Pick out all lines of the entries that include the word "were" and copy them.

[Recorded data]
::::

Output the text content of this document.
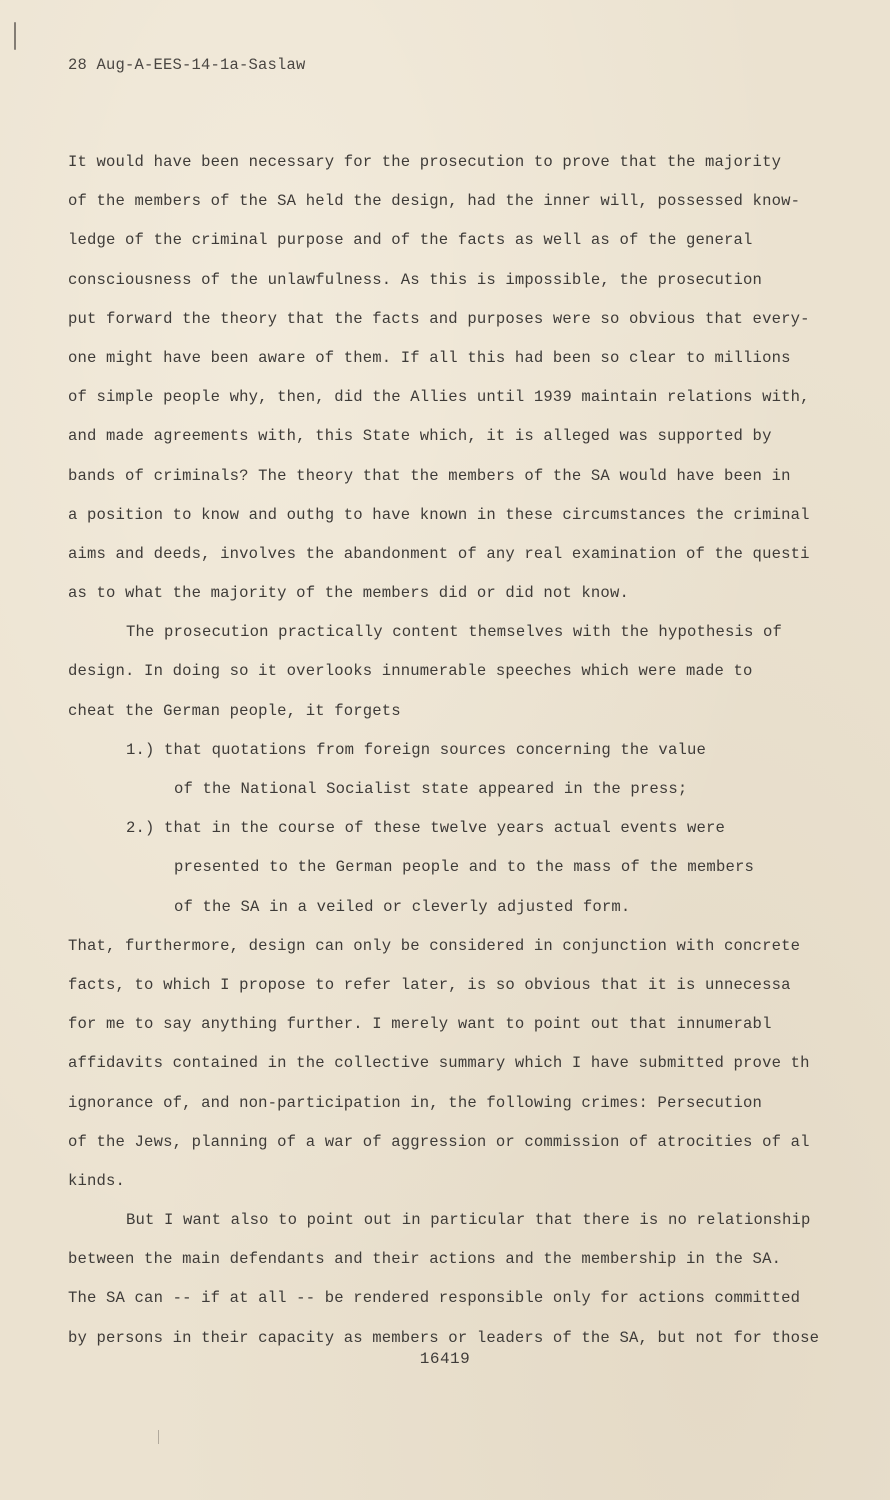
28 Aug-A-EES-14-1a-Saslaw
It would have been necessary for the prosecution to prove that the majority
of the members of the SA held the design, had the inner will, possessed know-
ledge of the criminal purpose and of the facts as well as of the general
consciousness of the unlawfulness. As this is impossible, the prosecution
put forward the theory that the facts and purposes were so obvious that every-
one might have been aware of them. If all this had been so clear to millions
of simple people why, then, did the Allies until 1939 maintain relations with,
and made agreements with, this State which, it is alleged was supported by
bands of criminals? The theory that the members of the SA would have been in
a position to know and outhg to have known in these circumstances the criminal
aims and deeds, involves the abandonment of any real examination of the questi
as to what the majority of the members did or did not know.
The prosecution practically content themselves with the hypothesis of
design. In doing so it overlooks innumerable speeches which were made to
cheat the German people, it forgets
1.) that quotations from foreign sources concerning the value
of the National Socialist state appeared in the press;
2.) that in the course of these twelve years actual events were
presented to the German people and to the mass of the members
of the SA in a veiled or cleverly adjusted form.
That, furthermore, design can only be considered in conjunction with concrete
facts, to which I propose to refer later, is so obvious that it is unnecessa
for me to say anything further. I merely want to point out that innumerabl
affidavits contained in the collective summary which I have submitted prove th
ignorance of, and non-participation in, the following crimes: Persecution
of the Jews, planning of a war of aggression or commission of atrocities of al
kinds.
But I want also to point out in particular that there is no relationship
between the main defendants and their actions and the membership in the SA.
The SA can -- if at all -- be rendered responsible only for actions committed
by persons in their capacity as members or leaders of the SA, but not for those
16419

::::

● Task output:
put forward the theory that the facts and purposes were so obvious that every-
design. In doing so it overlooks innumerable speeches which were made to
2.) that in the course of these twelve years actual events were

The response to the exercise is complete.